_Instructions to follow_
Pull every line that holds the word "Interno" from the entries.

_Extracted entries_

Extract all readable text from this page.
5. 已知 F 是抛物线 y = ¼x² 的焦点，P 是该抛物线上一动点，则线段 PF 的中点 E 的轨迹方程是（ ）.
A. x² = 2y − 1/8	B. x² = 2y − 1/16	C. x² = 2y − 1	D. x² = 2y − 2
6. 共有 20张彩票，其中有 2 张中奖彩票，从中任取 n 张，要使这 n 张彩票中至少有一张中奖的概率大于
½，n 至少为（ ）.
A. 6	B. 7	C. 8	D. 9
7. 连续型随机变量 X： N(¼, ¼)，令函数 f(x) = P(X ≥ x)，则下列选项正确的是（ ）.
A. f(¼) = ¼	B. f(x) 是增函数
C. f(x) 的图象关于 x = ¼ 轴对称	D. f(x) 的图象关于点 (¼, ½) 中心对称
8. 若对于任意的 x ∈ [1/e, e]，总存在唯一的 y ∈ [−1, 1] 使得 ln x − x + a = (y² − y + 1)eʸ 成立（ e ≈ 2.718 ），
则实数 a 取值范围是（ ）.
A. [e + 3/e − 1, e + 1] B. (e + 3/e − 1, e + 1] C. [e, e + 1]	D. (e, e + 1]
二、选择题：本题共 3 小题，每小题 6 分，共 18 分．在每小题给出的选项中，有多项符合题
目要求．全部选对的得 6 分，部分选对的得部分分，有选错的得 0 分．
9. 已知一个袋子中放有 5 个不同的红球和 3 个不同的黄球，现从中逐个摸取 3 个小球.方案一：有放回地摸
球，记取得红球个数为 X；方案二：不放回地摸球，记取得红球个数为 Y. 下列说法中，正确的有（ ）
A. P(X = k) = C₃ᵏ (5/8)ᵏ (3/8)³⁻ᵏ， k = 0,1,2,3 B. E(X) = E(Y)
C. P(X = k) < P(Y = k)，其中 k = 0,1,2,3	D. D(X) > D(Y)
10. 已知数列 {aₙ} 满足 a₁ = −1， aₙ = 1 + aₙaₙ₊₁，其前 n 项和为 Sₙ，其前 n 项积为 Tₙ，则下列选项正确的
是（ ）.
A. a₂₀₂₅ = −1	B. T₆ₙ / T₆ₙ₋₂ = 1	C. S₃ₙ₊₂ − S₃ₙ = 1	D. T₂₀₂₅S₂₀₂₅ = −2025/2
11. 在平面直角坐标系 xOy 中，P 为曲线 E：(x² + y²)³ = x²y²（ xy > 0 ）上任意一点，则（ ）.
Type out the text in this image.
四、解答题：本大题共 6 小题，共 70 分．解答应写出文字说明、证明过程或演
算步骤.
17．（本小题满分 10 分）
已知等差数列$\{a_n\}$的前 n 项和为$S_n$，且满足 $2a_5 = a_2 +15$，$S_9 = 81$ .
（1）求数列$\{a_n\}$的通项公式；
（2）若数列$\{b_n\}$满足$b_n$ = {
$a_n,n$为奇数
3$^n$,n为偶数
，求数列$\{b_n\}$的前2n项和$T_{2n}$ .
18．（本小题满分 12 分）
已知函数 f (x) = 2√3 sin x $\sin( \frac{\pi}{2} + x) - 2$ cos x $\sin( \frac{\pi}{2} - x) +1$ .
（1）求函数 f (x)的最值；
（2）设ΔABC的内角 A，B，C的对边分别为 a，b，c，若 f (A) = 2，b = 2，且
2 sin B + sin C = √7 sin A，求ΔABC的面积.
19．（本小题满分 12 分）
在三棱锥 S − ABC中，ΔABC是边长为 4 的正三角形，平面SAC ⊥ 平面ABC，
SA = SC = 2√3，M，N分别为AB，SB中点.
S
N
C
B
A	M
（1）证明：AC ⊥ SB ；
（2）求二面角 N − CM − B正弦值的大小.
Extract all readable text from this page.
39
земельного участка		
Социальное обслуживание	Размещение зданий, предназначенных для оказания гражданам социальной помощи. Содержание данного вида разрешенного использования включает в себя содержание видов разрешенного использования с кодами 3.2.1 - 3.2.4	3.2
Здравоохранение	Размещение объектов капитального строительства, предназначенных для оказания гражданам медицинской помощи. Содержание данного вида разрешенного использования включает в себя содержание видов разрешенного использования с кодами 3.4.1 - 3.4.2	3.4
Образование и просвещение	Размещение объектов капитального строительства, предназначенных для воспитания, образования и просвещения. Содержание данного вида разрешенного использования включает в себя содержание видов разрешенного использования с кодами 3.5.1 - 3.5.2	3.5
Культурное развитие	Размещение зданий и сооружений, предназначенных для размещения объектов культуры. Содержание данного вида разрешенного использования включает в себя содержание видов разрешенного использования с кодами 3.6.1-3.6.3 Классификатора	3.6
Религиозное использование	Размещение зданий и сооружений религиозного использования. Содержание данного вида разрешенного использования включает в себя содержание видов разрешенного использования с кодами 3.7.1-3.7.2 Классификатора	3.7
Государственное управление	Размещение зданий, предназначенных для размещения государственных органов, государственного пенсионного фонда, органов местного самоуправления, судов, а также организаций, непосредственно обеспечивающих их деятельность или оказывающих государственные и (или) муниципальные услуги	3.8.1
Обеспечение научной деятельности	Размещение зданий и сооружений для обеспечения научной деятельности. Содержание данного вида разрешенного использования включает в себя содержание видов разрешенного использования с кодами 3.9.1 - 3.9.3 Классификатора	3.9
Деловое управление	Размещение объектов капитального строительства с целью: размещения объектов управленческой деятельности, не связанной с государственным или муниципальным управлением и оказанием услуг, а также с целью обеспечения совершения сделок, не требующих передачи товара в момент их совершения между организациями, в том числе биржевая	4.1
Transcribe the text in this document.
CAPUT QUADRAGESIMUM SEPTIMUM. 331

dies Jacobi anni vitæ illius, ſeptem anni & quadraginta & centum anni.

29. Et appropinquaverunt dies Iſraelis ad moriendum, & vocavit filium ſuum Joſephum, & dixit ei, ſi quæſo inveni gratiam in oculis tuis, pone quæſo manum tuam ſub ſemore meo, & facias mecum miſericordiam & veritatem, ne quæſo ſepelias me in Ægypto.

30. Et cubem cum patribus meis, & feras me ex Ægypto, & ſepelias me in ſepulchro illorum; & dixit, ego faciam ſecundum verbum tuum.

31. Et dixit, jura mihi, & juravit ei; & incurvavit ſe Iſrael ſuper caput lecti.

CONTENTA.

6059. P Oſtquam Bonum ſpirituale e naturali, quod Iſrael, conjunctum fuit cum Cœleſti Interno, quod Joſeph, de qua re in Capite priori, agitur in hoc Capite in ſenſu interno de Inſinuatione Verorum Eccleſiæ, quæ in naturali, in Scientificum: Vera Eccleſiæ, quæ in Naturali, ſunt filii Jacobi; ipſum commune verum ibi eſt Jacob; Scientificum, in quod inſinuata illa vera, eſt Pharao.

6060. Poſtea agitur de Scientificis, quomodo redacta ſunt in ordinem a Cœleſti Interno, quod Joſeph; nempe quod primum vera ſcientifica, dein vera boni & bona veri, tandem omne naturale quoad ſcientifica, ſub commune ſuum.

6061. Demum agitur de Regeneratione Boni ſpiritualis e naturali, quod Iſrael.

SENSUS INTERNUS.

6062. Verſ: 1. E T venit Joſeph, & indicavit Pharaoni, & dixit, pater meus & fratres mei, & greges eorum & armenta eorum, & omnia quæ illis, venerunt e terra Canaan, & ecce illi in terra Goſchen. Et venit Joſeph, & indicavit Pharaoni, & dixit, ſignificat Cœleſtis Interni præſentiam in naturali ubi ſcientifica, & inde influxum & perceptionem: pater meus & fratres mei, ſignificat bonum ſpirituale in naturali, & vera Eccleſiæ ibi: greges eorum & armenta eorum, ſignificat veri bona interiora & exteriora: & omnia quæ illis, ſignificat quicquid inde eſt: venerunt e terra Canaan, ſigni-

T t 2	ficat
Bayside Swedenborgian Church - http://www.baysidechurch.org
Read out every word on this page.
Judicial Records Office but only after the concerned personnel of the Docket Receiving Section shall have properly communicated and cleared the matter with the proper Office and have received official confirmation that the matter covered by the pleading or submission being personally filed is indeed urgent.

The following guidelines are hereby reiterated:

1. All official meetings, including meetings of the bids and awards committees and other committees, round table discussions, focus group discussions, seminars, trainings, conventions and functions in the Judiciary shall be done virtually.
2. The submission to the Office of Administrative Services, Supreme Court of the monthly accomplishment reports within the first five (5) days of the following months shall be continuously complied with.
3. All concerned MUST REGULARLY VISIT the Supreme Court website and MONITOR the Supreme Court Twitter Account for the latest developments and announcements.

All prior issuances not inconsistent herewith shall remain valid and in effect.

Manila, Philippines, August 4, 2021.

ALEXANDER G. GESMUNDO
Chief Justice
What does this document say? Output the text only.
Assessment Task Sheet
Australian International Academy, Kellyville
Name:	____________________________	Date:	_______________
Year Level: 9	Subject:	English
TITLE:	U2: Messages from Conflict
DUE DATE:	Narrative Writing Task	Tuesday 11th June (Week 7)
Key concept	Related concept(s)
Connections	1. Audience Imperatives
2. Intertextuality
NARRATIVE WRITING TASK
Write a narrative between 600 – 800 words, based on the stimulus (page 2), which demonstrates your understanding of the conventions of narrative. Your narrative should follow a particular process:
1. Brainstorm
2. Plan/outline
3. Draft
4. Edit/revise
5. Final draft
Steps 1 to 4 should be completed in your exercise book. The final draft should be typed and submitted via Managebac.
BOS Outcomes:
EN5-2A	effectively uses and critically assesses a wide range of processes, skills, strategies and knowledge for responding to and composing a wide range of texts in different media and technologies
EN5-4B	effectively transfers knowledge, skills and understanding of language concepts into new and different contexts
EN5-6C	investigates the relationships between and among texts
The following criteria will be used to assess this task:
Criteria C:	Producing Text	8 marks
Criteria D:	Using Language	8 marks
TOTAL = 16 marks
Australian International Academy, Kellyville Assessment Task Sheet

_Expected answer_
6059. P Oſtquam Bonum ſpirituale e naturali, quod Iſrael, conjunctum fuit cum Cœleſti Interno, quod Joſeph, de qua re in Capite priori, agitur in hoc Capite in ſenſu interno de Inſinuatione Verorum Eccleſiæ, quæ in naturali, in Scientificum: Vera Eccleſiæ, quæ in Naturali, ſunt filii Jacobi; ipſum commune verum ibi eſt Jacob; Scientificum, in quod inſinuata illa vera, eſt Pharao.
6060. Poſtea agitur de Scientificis, quomodo redacta ſunt in ordinem a Cœleſti Interno, quod Joſeph; nempe quod primum vera ſcientifica, dein vera boni & bona veri, tandem omne naturale quoad ſcientifica, ſub commune ſuum.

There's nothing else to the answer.